• DATA RECORDS:
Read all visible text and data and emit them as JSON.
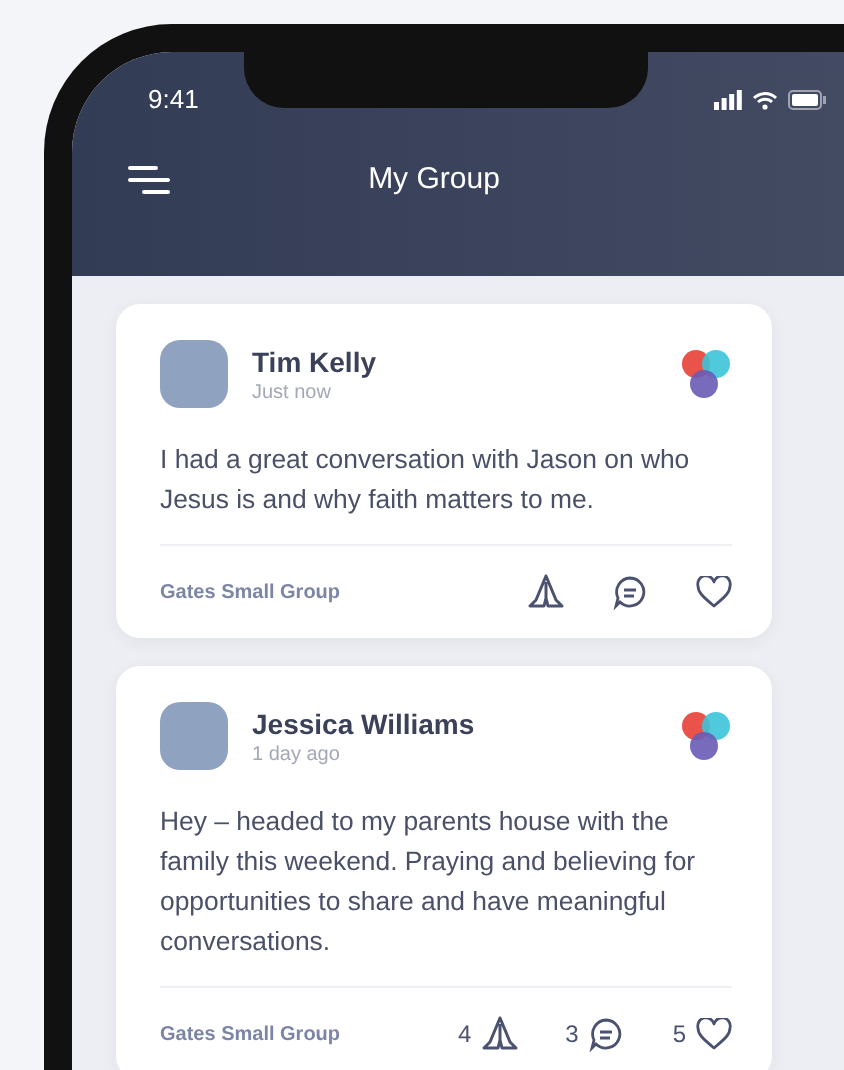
{
  "status_bar": {
    "time": "9:41"
  },
  "header": {
    "title": "My Group"
  },
  "posts": [
    {
      "author": "Tim Kelly",
      "time": "Just now",
      "text": "I had a great conversation with Jason on who Jesus is and why faith matters to me.",
      "group": "Gates Small Group",
      "actions": [
        {
          "kind": "pray"
        },
        {
          "kind": "comment"
        },
        {
          "kind": "like"
        }
      ]
    },
    {
      "author": "Jessica Williams",
      "time": "1 day ago",
      "text": "Hey – headed to my parents house with the family this weekend. Praying and believing for opportunities to share and have meaningful conversations.",
      "group": "Gates Small Group",
      "actions": [
        {
          "kind": "pray",
          "count": "4"
        },
        {
          "kind": "comment",
          "count": "3"
        },
        {
          "kind": "like",
          "count": "5"
        }
      ]
    }
  ]
}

• SET EXERCISE: Of all the lines above, how many contain the word "with"? Give the number and nothing else.

• WRITTEN SOLUTION: 2